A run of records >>
┄┄┄┄┄┄

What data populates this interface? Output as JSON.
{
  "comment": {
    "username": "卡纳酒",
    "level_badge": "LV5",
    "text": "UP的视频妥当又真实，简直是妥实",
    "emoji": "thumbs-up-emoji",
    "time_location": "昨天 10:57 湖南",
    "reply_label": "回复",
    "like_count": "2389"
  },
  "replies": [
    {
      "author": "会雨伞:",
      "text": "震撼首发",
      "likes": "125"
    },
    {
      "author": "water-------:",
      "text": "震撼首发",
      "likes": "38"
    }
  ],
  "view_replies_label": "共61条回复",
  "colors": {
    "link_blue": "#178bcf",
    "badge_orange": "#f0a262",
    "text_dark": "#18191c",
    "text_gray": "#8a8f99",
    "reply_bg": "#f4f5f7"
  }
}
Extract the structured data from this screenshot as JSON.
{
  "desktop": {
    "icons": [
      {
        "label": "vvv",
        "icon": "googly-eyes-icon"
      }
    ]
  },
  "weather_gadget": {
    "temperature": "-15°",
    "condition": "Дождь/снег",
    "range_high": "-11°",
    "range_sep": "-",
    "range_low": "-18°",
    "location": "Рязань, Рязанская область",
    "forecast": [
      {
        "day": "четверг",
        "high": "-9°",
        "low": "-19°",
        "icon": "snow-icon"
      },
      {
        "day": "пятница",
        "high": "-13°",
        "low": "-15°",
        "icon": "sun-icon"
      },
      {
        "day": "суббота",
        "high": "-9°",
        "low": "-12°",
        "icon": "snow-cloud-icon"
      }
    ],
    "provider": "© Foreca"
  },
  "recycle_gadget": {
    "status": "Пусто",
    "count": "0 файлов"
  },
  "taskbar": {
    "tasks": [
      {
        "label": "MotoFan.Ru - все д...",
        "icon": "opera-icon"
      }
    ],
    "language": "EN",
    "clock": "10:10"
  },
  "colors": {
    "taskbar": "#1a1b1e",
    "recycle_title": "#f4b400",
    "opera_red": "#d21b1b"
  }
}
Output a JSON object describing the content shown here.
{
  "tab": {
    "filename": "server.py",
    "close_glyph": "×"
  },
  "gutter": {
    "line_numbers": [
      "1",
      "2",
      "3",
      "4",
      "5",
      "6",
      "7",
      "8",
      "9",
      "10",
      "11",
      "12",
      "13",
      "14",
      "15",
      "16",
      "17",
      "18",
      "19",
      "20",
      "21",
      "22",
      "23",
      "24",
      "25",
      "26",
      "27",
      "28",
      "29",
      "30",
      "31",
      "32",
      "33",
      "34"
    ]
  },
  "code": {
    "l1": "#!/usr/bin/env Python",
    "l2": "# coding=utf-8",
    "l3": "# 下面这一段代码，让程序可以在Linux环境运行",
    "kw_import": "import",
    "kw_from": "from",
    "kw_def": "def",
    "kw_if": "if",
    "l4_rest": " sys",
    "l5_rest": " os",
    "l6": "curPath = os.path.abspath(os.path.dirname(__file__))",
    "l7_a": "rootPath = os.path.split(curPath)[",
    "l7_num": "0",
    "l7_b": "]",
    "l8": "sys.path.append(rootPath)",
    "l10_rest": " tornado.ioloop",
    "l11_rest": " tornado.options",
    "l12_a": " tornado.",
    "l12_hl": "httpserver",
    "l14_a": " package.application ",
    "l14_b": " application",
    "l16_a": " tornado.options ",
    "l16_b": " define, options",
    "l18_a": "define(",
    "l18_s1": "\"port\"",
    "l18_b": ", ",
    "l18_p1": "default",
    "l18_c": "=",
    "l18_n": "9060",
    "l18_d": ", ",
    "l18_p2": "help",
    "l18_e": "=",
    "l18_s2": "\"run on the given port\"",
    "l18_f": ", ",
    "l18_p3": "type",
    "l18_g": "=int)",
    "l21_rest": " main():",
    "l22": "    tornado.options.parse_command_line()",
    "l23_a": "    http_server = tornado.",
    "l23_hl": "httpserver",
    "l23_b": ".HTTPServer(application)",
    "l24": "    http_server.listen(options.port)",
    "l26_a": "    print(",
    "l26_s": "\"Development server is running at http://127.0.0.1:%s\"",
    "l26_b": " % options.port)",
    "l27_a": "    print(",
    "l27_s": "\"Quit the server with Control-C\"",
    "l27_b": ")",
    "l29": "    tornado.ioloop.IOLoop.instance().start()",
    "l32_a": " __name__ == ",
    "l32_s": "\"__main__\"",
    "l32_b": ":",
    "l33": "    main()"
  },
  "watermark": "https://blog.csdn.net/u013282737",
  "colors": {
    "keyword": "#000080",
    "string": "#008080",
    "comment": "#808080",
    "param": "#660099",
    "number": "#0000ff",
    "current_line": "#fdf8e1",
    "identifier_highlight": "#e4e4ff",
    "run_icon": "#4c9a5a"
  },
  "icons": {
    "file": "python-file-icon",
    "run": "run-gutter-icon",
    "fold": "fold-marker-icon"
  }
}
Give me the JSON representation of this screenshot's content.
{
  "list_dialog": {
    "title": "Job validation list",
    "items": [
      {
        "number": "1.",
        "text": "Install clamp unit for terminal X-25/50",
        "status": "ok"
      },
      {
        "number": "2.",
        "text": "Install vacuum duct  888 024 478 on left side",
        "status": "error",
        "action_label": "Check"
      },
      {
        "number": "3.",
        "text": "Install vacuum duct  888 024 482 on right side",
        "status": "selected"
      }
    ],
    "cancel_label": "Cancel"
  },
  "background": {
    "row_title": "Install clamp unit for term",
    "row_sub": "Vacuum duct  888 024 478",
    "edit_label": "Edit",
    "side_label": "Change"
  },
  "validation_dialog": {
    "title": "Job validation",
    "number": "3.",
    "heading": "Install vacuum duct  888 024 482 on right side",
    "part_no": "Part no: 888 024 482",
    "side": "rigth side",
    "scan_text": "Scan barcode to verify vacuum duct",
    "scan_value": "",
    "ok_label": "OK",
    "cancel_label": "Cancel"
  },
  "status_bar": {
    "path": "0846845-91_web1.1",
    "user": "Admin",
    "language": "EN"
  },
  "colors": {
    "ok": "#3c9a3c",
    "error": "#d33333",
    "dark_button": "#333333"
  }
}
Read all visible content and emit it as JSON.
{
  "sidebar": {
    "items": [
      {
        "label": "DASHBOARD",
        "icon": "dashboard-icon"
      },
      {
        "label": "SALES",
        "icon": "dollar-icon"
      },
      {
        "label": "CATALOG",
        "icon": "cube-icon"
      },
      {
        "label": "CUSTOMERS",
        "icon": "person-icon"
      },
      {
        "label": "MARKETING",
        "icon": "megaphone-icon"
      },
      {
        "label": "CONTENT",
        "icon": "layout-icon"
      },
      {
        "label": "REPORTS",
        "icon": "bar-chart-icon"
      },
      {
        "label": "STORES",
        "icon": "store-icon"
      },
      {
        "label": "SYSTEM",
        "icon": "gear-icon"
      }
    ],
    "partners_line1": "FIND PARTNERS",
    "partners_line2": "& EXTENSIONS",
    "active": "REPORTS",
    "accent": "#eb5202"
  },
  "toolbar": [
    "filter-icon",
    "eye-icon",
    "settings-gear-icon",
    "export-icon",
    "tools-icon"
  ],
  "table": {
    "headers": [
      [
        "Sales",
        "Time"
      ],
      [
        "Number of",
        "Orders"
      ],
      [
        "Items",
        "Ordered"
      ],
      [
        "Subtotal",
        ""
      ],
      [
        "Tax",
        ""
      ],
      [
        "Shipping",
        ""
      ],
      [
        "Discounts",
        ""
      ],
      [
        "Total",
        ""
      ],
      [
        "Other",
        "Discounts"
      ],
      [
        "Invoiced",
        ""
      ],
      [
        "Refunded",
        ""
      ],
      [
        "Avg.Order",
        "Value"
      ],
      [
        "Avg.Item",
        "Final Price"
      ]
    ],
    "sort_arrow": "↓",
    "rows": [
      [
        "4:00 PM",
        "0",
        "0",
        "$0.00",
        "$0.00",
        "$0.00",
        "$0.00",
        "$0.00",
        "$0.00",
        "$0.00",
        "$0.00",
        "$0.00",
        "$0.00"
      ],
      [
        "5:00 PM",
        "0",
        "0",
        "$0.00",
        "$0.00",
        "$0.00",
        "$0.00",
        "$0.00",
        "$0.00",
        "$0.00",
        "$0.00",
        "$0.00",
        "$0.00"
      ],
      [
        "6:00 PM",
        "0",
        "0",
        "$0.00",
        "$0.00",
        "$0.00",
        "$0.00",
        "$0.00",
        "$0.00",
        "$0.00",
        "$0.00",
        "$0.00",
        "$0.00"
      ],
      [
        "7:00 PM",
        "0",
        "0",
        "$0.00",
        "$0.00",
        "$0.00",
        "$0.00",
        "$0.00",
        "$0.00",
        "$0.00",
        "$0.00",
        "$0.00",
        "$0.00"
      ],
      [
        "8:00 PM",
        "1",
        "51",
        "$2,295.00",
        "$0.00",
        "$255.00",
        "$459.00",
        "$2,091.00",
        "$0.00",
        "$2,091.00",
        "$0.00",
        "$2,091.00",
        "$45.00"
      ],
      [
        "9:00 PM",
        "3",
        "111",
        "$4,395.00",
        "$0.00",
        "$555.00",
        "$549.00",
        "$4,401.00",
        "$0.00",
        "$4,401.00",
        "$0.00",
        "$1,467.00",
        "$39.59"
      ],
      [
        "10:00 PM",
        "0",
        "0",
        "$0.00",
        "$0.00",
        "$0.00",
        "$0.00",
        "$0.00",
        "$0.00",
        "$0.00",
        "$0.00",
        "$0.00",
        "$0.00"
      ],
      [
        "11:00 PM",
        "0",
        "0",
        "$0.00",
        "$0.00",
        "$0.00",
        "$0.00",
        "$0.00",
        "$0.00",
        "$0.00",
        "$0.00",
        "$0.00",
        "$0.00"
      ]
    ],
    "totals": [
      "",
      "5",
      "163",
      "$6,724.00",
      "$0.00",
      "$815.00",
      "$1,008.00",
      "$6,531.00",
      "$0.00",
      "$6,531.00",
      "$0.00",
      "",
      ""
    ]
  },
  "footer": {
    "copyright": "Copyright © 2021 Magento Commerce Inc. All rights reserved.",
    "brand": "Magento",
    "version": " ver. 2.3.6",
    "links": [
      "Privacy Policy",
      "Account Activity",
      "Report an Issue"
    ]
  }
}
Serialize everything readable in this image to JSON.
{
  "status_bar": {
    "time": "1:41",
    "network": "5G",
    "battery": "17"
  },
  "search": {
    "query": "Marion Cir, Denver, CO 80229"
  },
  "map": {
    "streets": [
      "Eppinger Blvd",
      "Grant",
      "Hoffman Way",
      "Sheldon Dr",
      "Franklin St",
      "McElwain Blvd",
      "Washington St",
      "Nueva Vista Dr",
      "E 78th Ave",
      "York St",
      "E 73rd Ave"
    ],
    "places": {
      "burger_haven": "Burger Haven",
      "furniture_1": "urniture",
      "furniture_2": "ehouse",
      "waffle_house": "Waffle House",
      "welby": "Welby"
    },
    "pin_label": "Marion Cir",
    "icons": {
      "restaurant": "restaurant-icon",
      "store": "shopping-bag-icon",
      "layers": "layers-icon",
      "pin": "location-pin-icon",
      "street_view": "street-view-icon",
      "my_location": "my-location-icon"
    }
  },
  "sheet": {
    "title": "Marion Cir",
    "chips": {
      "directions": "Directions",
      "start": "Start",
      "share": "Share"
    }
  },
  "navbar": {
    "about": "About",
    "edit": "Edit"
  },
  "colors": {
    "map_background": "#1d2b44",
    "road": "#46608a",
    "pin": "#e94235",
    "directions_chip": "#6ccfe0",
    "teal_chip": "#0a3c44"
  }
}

┄┄┄┄┄┄

TO BE DONE >> For each line above that contains the word "options", copy that line.

EXPECTED OUTPUT >>
    "l11_rest": " tornado.options",
    "l16_a": " tornado.options ",
    "l16_b": " define, options",
    "l22": "    tornado.options.parse_command_line()",
    "l24": "    http_server.listen(options.port)",
    "l26_b": " % options.port)",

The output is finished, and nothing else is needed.